++++ RECORDS

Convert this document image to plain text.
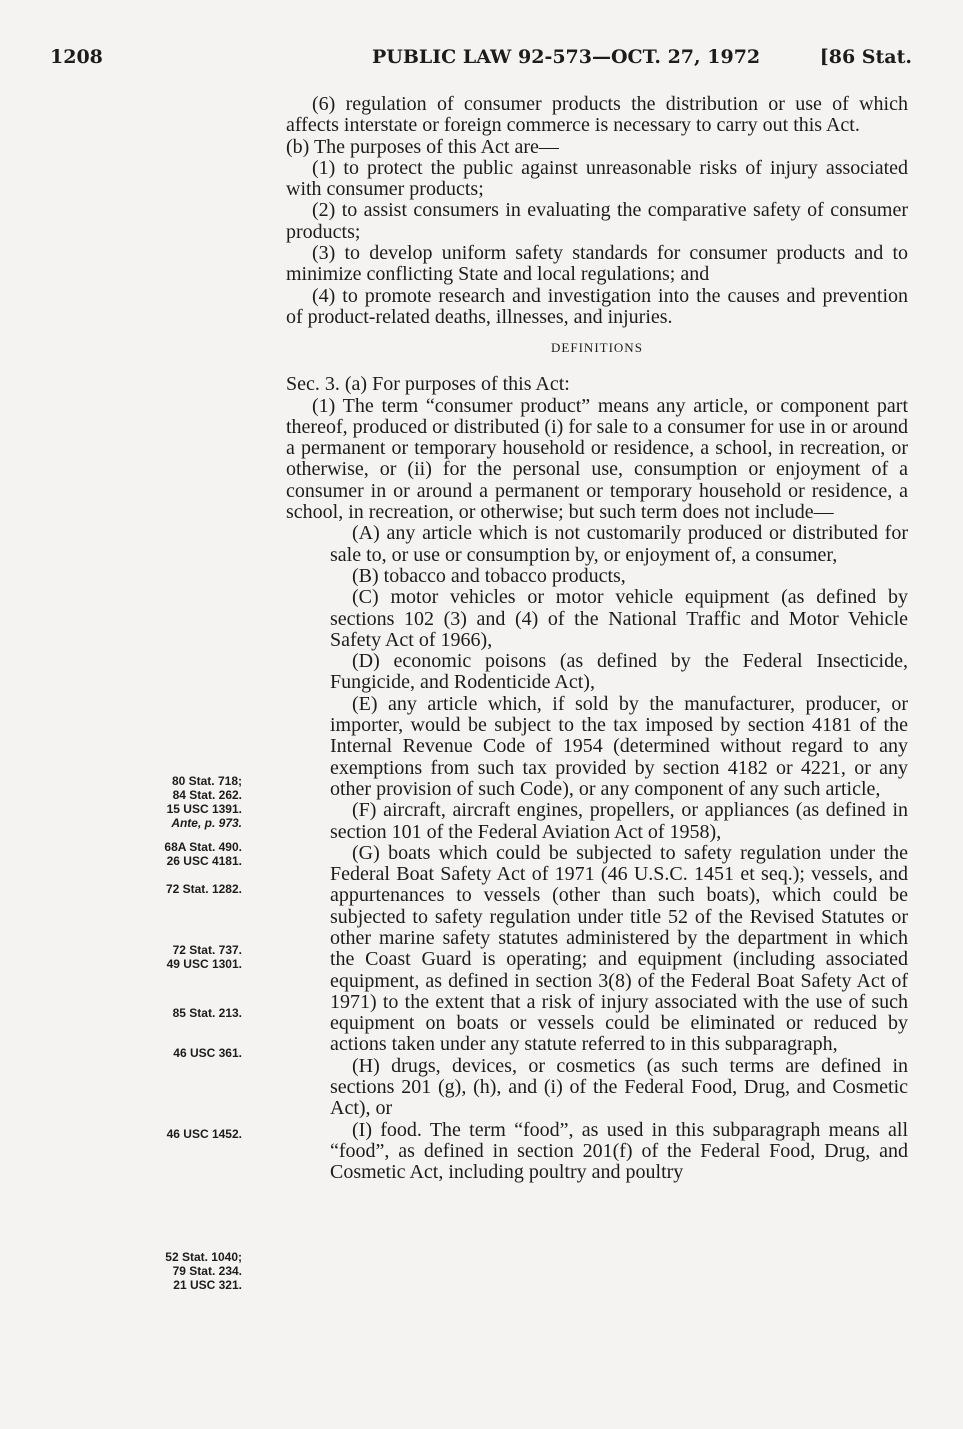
1208	PUBLIC LAW 92-573—OCT. 27, 1972	[86 Stat.
80 Stat. 718;
84 Stat. 262.
15 USC 1391.
Ante, p. 973.
68A Stat. 490.
26 USC 4181.
72 Stat. 1282.
72 Stat. 737.
49 USC 1301.
85 Stat. 213.
46 USC 361.
46 USC 1452.
52 Stat. 1040;
79 Stat. 234.
21 USC 321.

(6) regulation of consumer products the distribution or use of which affects interstate or foreign commerce is necessary to carry out this Act.

(b) The purposes of this Act are—

(1) to protect the public against unreasonable risks of injury associated with consumer products;

(2) to assist consumers in evaluating the comparative safety of consumer products;

(3) to develop uniform safety standards for consumer products and to minimize conflicting State and local regulations; and

(4) to promote research and investigation into the causes and prevention of product-related deaths, illnesses, and injuries.

DEFINITIONS

Sec. 3. (a) For purposes of this Act:

(1) The term “consumer product” means any article, or component part thereof, produced or distributed (i) for sale to a consumer for use in or around a permanent or temporary household or residence, a school, in recreation, or otherwise, or (ii) for the personal use, consumption or enjoyment of a consumer in or around a permanent or temporary household or residence, a school, in recreation, or otherwise; but such term does not include—

(A) any article which is not customarily produced or distributed for sale to, or use or consumption by, or enjoyment of, a consumer,

(B) tobacco and tobacco products,

(C) motor vehicles or motor vehicle equipment (as defined by sections 102 (3) and (4) of the National Traffic and Motor Vehicle Safety Act of 1966),

(D) economic poisons (as defined by the Federal Insecticide, Fungicide, and Rodenticide Act),

(E) any article which, if sold by the manufacturer, producer, or importer, would be subject to the tax imposed by section 4181 of the Internal Revenue Code of 1954 (determined without regard to any exemptions from such tax provided by section 4182 or 4221, or any other provision of such Code), or any component of any such article,

(F) aircraft, aircraft engines, propellers, or appliances (as defined in section 101 of the Federal Aviation Act of 1958),

(G) boats which could be subjected to safety regulation under the Federal Boat Safety Act of 1971 (46 U.S.C. 1451 et seq.); vessels, and appurtenances to vessels (other than such boats), which could be subjected to safety regulation under title 52 of the Revised Statutes or other marine safety statutes administered by the department in which the Coast Guard is operating; and equipment (including associated equipment, as defined in section 3(8) of the Federal Boat Safety Act of 1971) to the extent that a risk of injury associated with the use of such equipment on boats or vessels could be eliminated or reduced by actions taken under any statute referred to in this subparagraph,

(H) drugs, devices, or cosmetics (as such terms are defined in sections 201 (g), (h), and (i) of the Federal Food, Drug, and Cosmetic Act), or

(I) food. The term “food”, as used in this subparagraph means all “food”, as defined in section 201(f) of the Federal Food, Drug, and Cosmetic Act, including poultry and poultry
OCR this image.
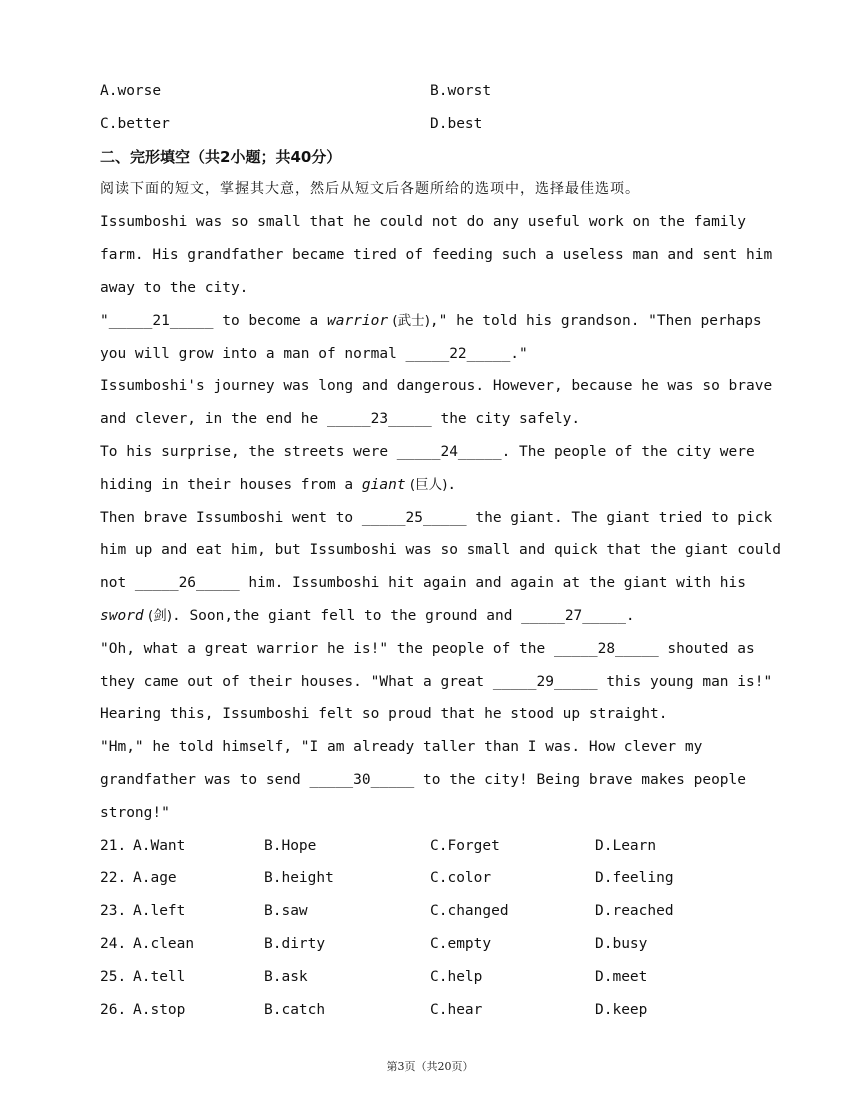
A.worse	B.worst
C.better	D.best
二、完形填空（共2小题；共40分）
阅读下面的短文，掌握其大意，然后从短文后各题所给的选项中，选择最佳选项。
Issumboshi was so small that he could not do any useful work on the family
farm. His grandfather became tired of feeding such a useless man and sent him
away to the city.
"_____21_____ to become a warrior (武士)," he told his grandson. "Then perhaps
you will grow into a man of normal _____22_____."
Issumboshi's journey was long and dangerous. However, because he was so brave
and clever, in the end he _____23_____ the city safely.
To his surprise, the streets were _____24_____. The people of the city were
hiding in their houses from a giant (巨人).
Then brave Issumboshi went to _____25_____ the giant. The giant tried to pick
him up and eat him, but Issumboshi was so small and quick that the giant could
not _____26_____ him. Issumboshi hit again and again at the giant with his
sword (剑). Soon,the giant fell to the ground and _____27_____.
"Oh, what a great warrior he is!" the people of the _____28_____ shouted as
they came out of their houses. "What a great _____29_____ this young man is!"
Hearing this, Issumboshi felt so proud that he stood up straight.
"Hm," he told himself, "I am already taller than I was. How clever my
grandfather was to send _____30_____ to the city! Being brave makes people
strong!"
21. A.Want	B.Hope	C.Forget	D.Learn
22. A.age	B.height	C.color	D.feeling
23. A.left	B.saw	C.changed	D.reached
24. A.clean	B.dirty	C.empty	D.busy
25. A.tell	B.ask	C.help	D.meet
26. A.stop	B.catch	C.hear	D.keep
第3页（共20页）
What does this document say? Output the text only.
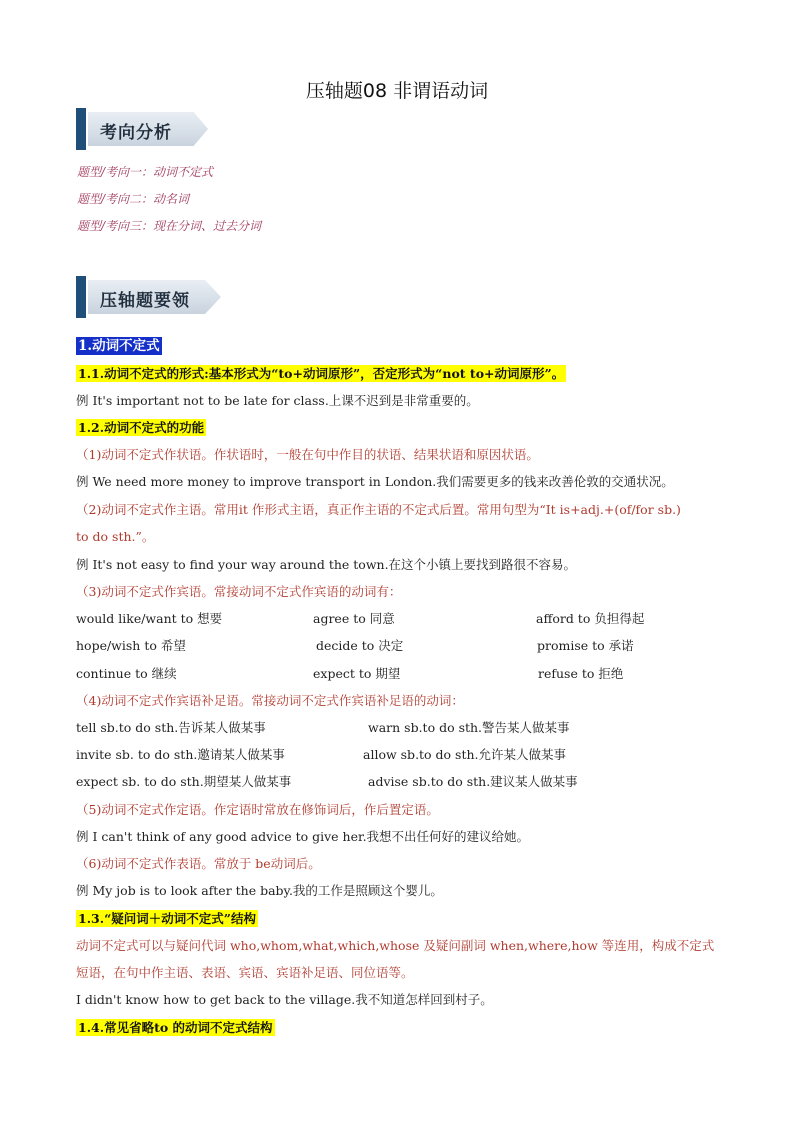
压轴题08 非谓语动词
考向分析
题型/考向一：动词不定式
题型/考向二：动名词
题型/考向三：现在分词、过去分词
压轴题要领
1.动词不定式
1.1.动词不定式的形式:基本形式为“to+动词原形”，否定形式为“not to+动词原形”。
例 It's important not to be late for class.上课不迟到是非常重要的。
1.2.动词不定式的功能
（1)动词不定式作状语。作状语时，一般在句中作目的状语、结果状语和原因状语。
例 We need more money to improve transport in London.我们需要更多的钱来改善伦敦的交通状况。
（2)动词不定式作主语。常用it 作形式主语，真正作主语的不定式后置。常用句型为“It is+adj.+(of/for sb.)
to do sth.”。
例 It's not easy to find your way around the town.在这个小镇上要找到路很不容易。
（3)动词不定式作宾语。常接动词不定式作宾语的动词有：
would like/want to 想要	agree to 同意	afford to 负担得起
hope/wish to 希望	decide to 决定	promise to 承诺
continue to 继续	expect to 期望	refuse to 拒绝
（4)动词不定式作宾语补足语。常接动词不定式作宾语补足语的动词：
tell sb.to do sth.告诉某人做某事	warn sb.to do sth.警告某人做某事
invite sb. to do sth.邀请某人做某事	allow sb.to do sth.允许某人做某事
expect sb. to do sth.期望某人做某事	advise sb.to do sth.建议某人做某事
（5)动词不定式作定语。作定语时常放在修饰词后，作后置定语。
例 I can't think of any good advice to give her.我想不出任何好的建议给她。
（6)动词不定式作表语。常放于 be动词后。
例 My job is to look after the baby.我的工作是照顾这个婴儿。
1.3.“疑问词＋动词不定式”结构
动词不定式可以与疑问代词 who,whom,what,which,whose 及疑问副词 when,where,how 等连用，构成不定式
短语，在句中作主语、表语、宾语、宾语补足语、同位语等。
I didn't know how to get back to the village.我不知道怎样回到村子。
1.4.常见省略to 的动词不定式结构
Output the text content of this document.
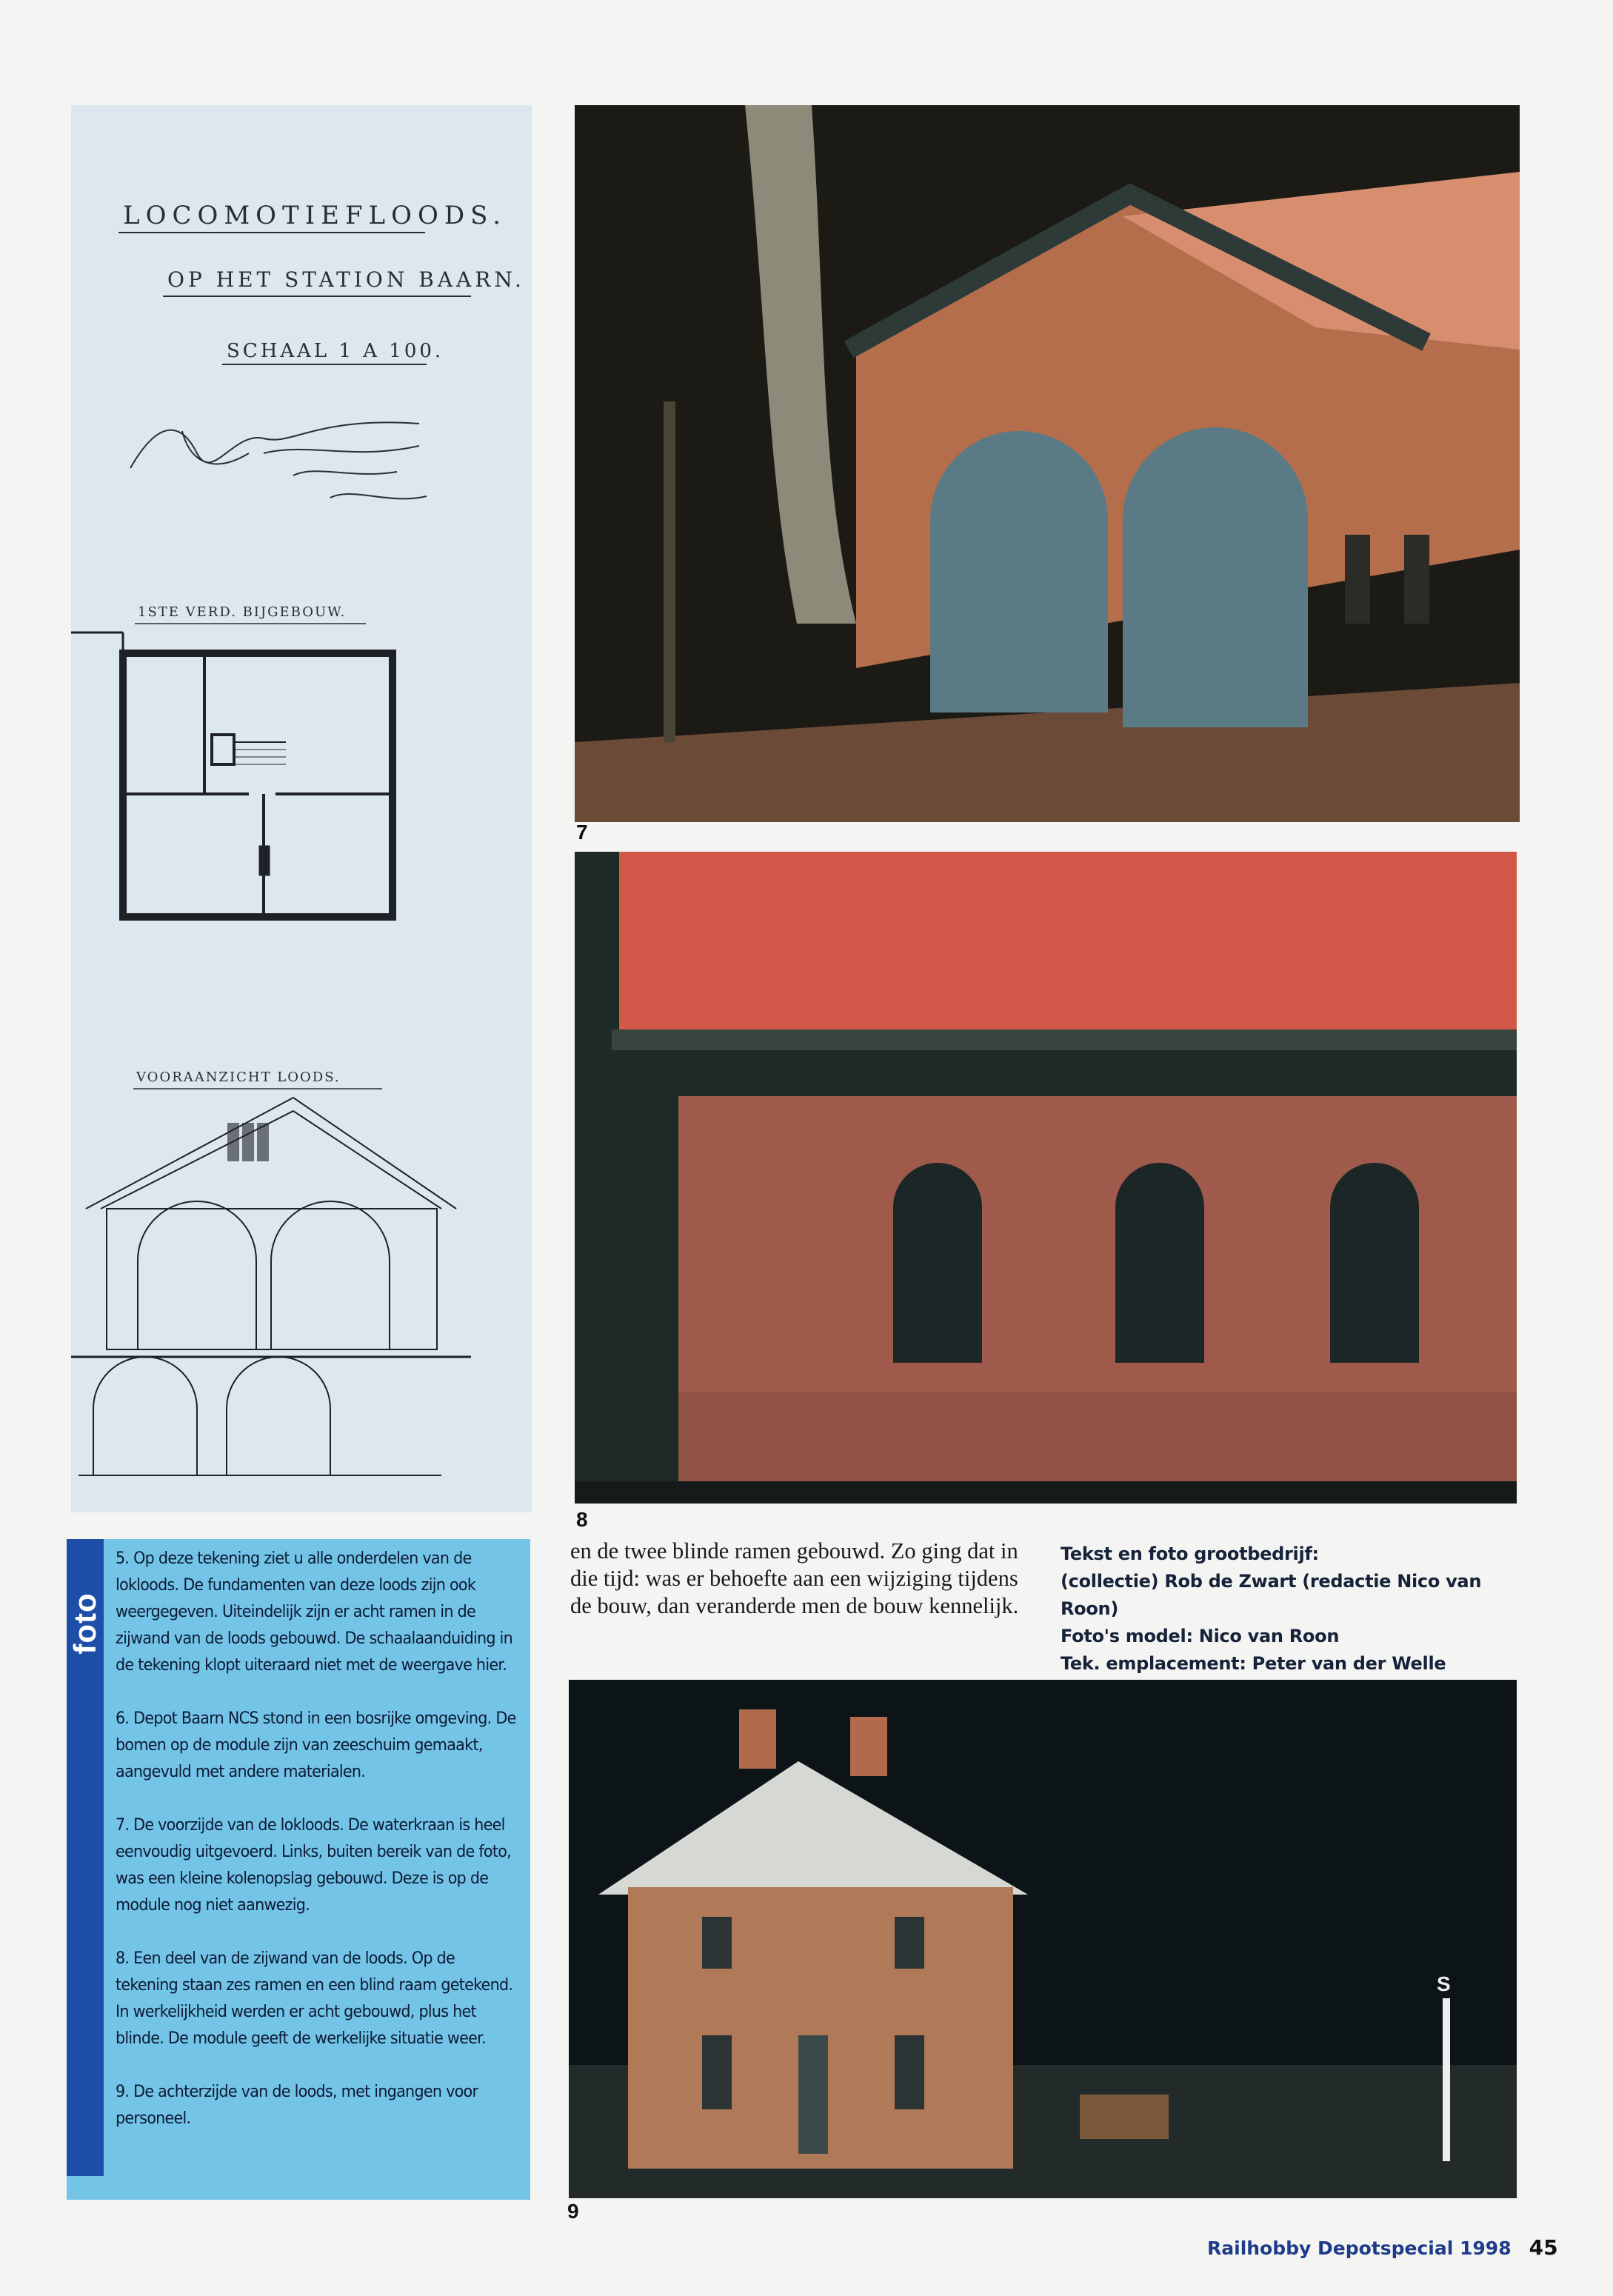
LOCOMOTIEFLOODS.
OP HET STATION BAARN.
SCHAAL 1 A 100.
1STE VERD. BIJGEBOUW.
VOORAANZICHT LOODS.
7
8
S
9
foto

5. Op deze tekening ziet u alle onderdelen van de lokloods. De fundamenten van deze loods zijn ook weergegeven. Uiteindelijk zijn er acht ramen in de zijwand van de loods gebouwd. De schaalaanduiding in de tekening klopt uiteraard niet met de weergave hier.

6. Depot Baarn NCS stond in een bosrijke omgeving. De bomen op de module zijn van zeeschuim gemaakt, aangevuld met andere materialen.

7. De voorzijde van de lokloods. De waterkraan is heel eenvoudig uitgevoerd. Links, buiten bereik van de foto, was een kleine kolenopslag gebouwd. Deze is op de module nog niet aanwezig.

8. Een deel van de zijwand van de loods. Op de tekening staan zes ramen en een blind raam getekend. In werkelijkheid werden er acht gebouwd, plus het blinde. De module geeft de werkelijke situatie weer.

9. De achterzijde van de loods, met ingangen voor personeel.

en de twee blinde ramen gebouwd. Zo ging dat in die tijd: was er behoefte aan een wijziging tijdens de bouw, dan veranderde men de bouw kennelijk.
Tekst en foto grootbedrijf:
(collectie) Rob de Zwart (redactie Nico van Roon)
Foto's model: Nico van Roon
Tek. emplacement: Peter van der Welle
Railhobby Depotspecial 1998 45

++++++++

PROMPT:
Copy each line above that contains the string "sale".

RESPONSE BELOW:
(1) The term “consumer product” means any article, or component part thereof, produced or distributed (i) for sale to a consumer for use in or around a permanent or temporary household or residence, a school, in recreation, or otherwise, or (ii) for the personal use, consumption or enjoyment of a consumer in or around a permanent or temporary household or residence, a school, in recreation, or otherwise; but such term does not include—
(A) any article which is not customarily produced or distributed for sale to, or use or consumption by, or enjoyment of, a consumer,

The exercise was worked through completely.